§ Problem to solve
Search the data for the word "Frequency" and copy every line where it occurs.

--- START OF Dataset records ---

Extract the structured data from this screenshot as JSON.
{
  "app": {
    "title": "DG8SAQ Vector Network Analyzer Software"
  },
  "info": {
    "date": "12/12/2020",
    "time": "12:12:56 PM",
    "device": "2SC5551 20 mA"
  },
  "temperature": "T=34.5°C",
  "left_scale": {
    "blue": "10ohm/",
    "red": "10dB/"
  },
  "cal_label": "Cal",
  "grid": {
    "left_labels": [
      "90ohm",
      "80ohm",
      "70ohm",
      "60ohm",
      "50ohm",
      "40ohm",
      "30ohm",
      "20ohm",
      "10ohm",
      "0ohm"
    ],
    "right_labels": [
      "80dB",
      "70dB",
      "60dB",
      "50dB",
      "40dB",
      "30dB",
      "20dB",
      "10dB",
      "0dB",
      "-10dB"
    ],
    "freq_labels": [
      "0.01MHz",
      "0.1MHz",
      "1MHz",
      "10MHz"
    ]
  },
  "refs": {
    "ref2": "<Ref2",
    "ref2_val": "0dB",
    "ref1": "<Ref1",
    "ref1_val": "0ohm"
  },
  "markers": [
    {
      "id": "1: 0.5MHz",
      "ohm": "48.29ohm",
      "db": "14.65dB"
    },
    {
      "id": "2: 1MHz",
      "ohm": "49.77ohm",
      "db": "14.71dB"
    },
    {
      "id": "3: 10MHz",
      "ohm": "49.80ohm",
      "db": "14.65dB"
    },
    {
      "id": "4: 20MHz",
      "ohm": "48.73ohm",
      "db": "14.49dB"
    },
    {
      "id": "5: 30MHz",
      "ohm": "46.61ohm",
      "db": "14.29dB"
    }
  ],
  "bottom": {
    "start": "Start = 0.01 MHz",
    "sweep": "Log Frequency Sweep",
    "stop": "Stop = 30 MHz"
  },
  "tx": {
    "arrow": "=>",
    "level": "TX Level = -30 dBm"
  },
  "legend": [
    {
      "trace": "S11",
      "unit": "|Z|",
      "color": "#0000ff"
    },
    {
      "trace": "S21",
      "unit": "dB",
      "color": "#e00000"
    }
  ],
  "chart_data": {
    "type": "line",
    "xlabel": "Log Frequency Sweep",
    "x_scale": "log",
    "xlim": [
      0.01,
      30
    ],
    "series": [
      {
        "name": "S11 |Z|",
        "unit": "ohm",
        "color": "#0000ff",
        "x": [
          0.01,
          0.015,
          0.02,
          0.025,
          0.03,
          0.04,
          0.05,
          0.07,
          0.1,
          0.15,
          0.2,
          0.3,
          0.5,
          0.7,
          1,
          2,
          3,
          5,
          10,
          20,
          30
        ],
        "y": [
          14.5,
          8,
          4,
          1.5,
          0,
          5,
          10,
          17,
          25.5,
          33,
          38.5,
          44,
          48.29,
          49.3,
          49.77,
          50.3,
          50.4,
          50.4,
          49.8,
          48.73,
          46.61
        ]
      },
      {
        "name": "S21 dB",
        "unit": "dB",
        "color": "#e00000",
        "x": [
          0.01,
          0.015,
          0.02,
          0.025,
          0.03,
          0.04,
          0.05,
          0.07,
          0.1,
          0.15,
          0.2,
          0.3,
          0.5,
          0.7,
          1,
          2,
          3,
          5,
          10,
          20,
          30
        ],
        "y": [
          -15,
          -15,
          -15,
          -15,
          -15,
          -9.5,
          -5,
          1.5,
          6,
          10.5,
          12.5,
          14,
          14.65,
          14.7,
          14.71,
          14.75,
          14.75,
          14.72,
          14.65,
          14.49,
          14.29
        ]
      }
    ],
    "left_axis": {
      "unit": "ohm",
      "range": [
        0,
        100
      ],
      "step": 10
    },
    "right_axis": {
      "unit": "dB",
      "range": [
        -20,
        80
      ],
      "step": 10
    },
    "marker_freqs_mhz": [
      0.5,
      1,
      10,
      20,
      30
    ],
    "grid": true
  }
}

--- END OF Dataset records ---

§ The completed task
    "sweep": "Log Frequency Sweep",
    "xlabel": "Log Frequency Sweep",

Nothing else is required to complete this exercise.